* Task details: Scan the entries below and count the lines holding the string "applicable". Supply only the number.

* start Record excerpts *

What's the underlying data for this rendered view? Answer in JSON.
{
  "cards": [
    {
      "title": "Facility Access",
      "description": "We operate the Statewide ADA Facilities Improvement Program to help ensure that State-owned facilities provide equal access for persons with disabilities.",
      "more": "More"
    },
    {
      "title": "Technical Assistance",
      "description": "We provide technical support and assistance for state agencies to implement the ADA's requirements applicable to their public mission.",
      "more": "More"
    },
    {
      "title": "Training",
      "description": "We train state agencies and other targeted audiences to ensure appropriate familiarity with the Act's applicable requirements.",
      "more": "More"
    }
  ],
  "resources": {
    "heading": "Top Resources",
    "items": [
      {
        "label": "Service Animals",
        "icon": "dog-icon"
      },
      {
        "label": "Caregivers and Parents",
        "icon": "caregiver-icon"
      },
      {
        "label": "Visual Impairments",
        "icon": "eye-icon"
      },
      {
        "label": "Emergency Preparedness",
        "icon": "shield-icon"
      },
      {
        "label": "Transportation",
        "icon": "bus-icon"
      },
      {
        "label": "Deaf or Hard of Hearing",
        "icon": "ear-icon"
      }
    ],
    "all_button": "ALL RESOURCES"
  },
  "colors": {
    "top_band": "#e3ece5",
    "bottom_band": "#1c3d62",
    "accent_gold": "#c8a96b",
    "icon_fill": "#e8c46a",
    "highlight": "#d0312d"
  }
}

* end Record excerpts *

* Answer for the task: 2